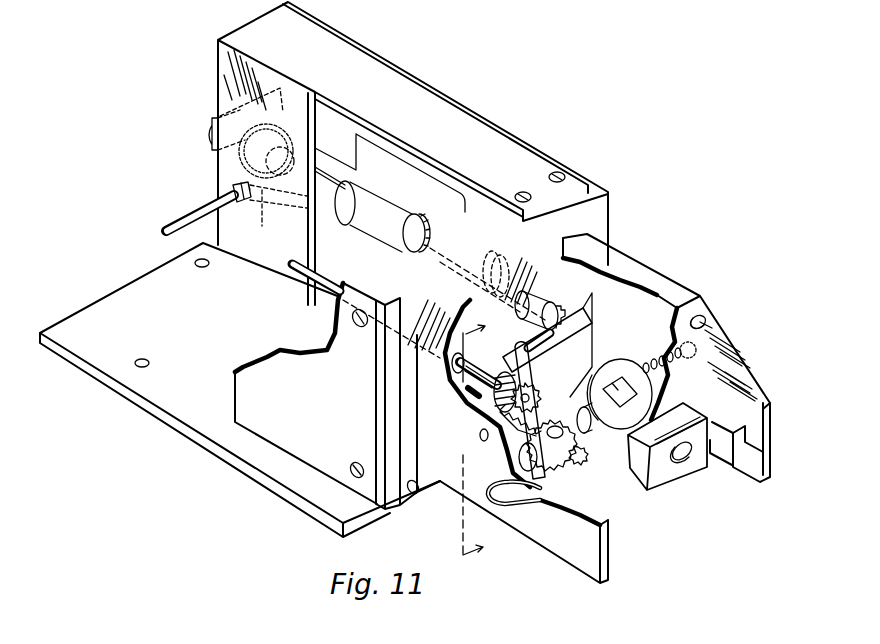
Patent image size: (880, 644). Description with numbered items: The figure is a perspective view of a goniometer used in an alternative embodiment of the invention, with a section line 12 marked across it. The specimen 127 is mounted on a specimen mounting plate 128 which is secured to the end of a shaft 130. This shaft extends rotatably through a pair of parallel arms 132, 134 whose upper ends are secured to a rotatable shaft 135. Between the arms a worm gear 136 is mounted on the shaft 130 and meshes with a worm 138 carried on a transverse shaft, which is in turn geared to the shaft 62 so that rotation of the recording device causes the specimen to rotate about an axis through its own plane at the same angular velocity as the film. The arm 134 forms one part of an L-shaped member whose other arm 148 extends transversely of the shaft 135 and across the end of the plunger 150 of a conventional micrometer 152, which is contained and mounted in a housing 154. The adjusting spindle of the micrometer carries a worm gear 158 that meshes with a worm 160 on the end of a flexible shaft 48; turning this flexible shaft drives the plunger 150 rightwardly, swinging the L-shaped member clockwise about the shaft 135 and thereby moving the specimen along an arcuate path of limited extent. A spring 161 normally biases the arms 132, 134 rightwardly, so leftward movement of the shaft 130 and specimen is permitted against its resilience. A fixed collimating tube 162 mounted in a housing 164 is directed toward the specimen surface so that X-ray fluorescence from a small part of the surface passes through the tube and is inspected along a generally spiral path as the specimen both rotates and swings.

The section line 12- 12 is at (485, 435).
The flexible shaft 48 is at (165, 222).
The shaft 62 is at (291, 276).
The specimen 127 is at (612, 366).
The specimen mounting plate 128 is at (616, 428).
The shaft 130 is at (570, 456).
The arm 132 is at (548, 363).
The arm 134 is at (546, 479).
The rotatable shaft 135 is at (500, 366).
The worm gear 136 is at (578, 462).
The worm 138 is at (553, 382).
The arm 148 is at (584, 310).
The plunger 150 is at (563, 303).
The micrometer 152 is at (382, 200).
The housing 154 is at (527, 146).
The worm gear 158 is at (291, 97).
The worm 160 is at (264, 226).
The spring 161 is at (699, 298).
The collimating tube 162 is at (685, 457).
The housing 164 is at (650, 481).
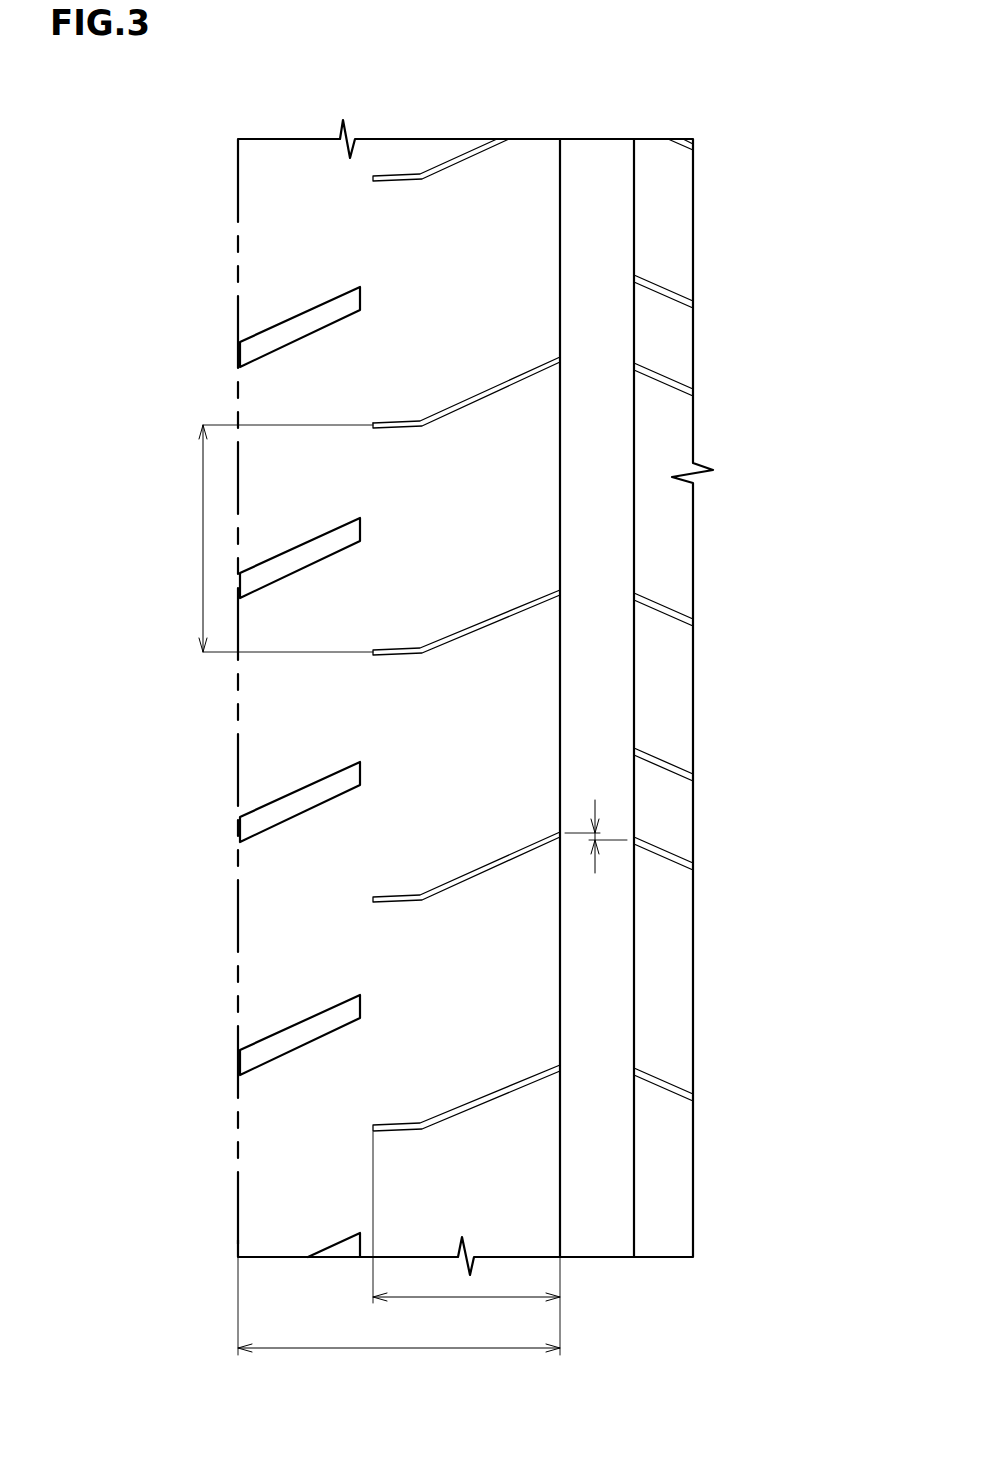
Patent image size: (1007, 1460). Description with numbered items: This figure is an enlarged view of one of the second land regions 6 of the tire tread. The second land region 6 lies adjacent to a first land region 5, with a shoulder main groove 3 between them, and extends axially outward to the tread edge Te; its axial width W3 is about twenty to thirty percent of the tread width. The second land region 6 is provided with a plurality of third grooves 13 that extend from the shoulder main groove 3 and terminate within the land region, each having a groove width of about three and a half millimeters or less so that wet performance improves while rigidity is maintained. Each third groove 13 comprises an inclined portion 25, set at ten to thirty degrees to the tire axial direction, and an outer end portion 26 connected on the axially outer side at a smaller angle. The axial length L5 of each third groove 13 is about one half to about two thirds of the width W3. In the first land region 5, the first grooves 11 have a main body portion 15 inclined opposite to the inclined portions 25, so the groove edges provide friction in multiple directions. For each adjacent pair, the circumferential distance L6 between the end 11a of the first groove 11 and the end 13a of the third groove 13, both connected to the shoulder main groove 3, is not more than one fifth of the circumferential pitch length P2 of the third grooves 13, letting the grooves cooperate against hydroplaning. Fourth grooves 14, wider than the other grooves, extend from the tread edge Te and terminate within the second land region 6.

The tread edge Te is at (238, 177).
The shoulder main groove 3 is at (593, 185).
The first land region 5 is at (662, 185).
The second land region 6 is at (400, 213).
The first groove 11 is at (663, 607).
The end of first groove 11a is at (633, 838).
The third groove 13 is at (327, 635).
The end of third groove 13a is at (562, 830).
The fourth groove 14 is at (305, 802).
The main body portion 15 is at (663, 378).
The inclined portion 25 is at (473, 393).
The outer end portion 26 is at (392, 421).
The pitch length P2 is at (267, 538).
The length of third groove L5 is at (466, 1232).
The distance L6 is at (602, 835).
The width of second land region W3 is at (399, 1320).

* _EXERCISE DIRECTIONS_: Please convert all of the records above into a two-column CSV with the headers input and output, one row per record. Put each record's text under input and its answer under output, each in a single quoted field with line breaks replaced by spaces, and leave the pictures out.

* _CORRECT OUTPUT_:
input,output
"Patent image size: (880, 644). Description with numbered items: The figure is a perspective view of a goniometer used in an alternative embodiment of the invention, with a section line 12 marked across it. The specimen 127 is mounted on a specimen mounting plate 128 which is secured to the end of a shaft 130. This shaft extends rotatably through a pair of parallel arms 132, 134 whose upper ends are secured to a rotatable shaft 135. Between the arms a worm gear 136 is mounted on the shaft 130 and meshes with a worm 138 carried on a transverse shaft, which is in turn geared to the shaft 62 so that rotation of the recording device causes the specimen to rotate about an axis through its own plane at the same angular velocity as the film. The arm 134 forms one part of an L-shaped member whose other arm 148 extends transversely of the shaft 135 and across the end of the plunger 150 of a conventional micrometer 152, which is contained and mounted in a housing 154. The adjusting spindle of the micrometer carries a worm gear 158 that meshes with a worm 160 on the end of a flexible shaft 48; turning this flexible shaft drives the plunger 150 rightwardly, swinging the L-shaped member clockwise about the shaft 135 and thereby moving the specimen along an arcuate path of limited extent. A spring 161 normally biases the arms 132, 134 rightwardly, so leftward movement of the shaft 130 and specimen is permitted against its resilience. A fixed collimating tube 162 mounted in a housing 164 is directed toward the specimen surface so that X-ray fluorescence from a small part of the surface passes through the tube and is inspected along a generally spiral path as the specimen both rotates and swings.","The section line 12- 12 is at (485, 435). The flexible shaft 48 is at (165, 222). The shaft 62 is at (291, 276). The specimen 127 is at (612, 366). The specimen mounting plate 128 is at (616, 428). The shaft 130 is at (570, 456). The arm 132 is at (548, 363). The arm 134 is at (546, 479). The rotatable shaft 135 is at (500, 366). The worm gear 136 is at (578, 462). The worm 138 is at (553, 382). The arm 148 is at (584, 310). The plunger 150 is at (563, 303). The micrometer 152 is at (382, 200). The housing 154 is at (527, 146). The worm gear 158 is at (291, 97). The worm 160 is at (264, 226). The spring 161 is at (699, 298). The collimating tube 162 is at (685, 457). The housing 164 is at (650, 481)."
"Patent image size: (1007, 1460). Description with numbered items: This figure is an enlarged view of one of the second land regions 6 of the tire tread. The second land region 6 lies adjacent to a first land region 5, with a shoulder main groove 3 between them, and extends axially outward to the tread edge Te; its axial width W3 is about twenty to thirty percent of the tread width. The second land region 6 is provided with a plurality of third grooves 13 that extend from the shoulder main groove 3 and terminate within the land region, each having a groove width of about three and a half millimeters or less so that wet performance improves while rigidity is maintained. Each third groove 13 comprises an inclined portion 25, set at ten to thirty degrees to the tire axial direction, and an outer end portion 26 connected on the axially outer side at a smaller angle. The axial length L5 of each third groove 13 is about one half to about two thirds of the width W3. In the first land region 5, the first grooves 11 have a main body portion 15 inclined opposite to the inclined portions 25, so the groove edges provide friction in multiple directions. For each adjacent pair, the circumferential distance L6 between the end 11a of the first groove 11 and the end 13a of the third groove 13, both connected to the shoulder main groove 3, is not more than one fifth of the circumferential pitch length P2 of the third grooves 13, letting the grooves cooperate against hydroplaning. Fourth grooves 14, wider than the other grooves, extend from the tread edge Te and terminate within the second land region 6.","The tread edge Te is at (238, 177). The shoulder main groove 3 is at (593, 185). The first land region 5 is at (662, 185). The second land region 6 is at (400, 213). The first groove 11 is at (663, 607). The end of first groove 11a is at (633, 838). The third groove 13 is at (327, 635). The end of third groove 13a is at (562, 830). The fourth groove 14 is at (305, 802). The main body portion 15 is at (663, 378). The inclined portion 25 is at (473, 393). The outer end portion 26 is at (392, 421). The pitch length P2 is at (267, 538). The length of third groove L5 is at (466, 1232). The distance L6 is at (602, 835). The width of second land region W3 is at (399, 1320)."